Saved data entries:
━━━━━━
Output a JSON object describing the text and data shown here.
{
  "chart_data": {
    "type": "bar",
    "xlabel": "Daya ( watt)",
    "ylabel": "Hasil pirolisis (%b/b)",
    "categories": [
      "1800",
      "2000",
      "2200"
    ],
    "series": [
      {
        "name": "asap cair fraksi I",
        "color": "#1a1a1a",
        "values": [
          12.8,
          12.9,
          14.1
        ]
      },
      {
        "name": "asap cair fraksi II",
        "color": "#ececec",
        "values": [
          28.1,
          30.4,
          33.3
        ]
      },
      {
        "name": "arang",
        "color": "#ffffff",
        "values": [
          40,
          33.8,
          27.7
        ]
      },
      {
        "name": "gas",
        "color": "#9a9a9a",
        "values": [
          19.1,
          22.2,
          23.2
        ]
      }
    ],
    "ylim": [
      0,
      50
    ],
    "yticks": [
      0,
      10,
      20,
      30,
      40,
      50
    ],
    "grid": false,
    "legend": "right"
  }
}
━━━━━━
#### [STATED TASK]
Repeat each entry word for word.

#### [THE OUTPUT]
Output a JSON object describing the text and data shown here.
{
  "chart_data": {
    "type": "bar",
    "xlabel": "Daya ( watt)",
    "ylabel": "Hasil pirolisis (%b/b)",
    "categories": [
      "1800",
      "2000",
      "2200"
    ],
    "series": [
      {
        "name": "asap cair fraksi I",
        "color": "#1a1a1a",
        "values": [
          12.8,
          12.9,
          14.1
        ]
      },
      {
        "name": "asap cair fraksi II",
        "color": "#ececec",
        "values": [
          28.1,
          30.4,
          33.3
        ]
      },
      {
        "name": "arang",
        "color": "#ffffff",
        "values": [
          40,
          33.8,
          27.7
        ]
      },
      {
        "name": "gas",
        "color": "#9a9a9a",
        "values": [
          19.1,
          22.2,
          23.2
        ]
      }
    ],
    "ylim": [
      0,
      50
    ],
    "yticks": [
      0,
      10,
      20,
      30,
      40,
      50
    ],
    "grid": false,
    "legend": "right"
  }
}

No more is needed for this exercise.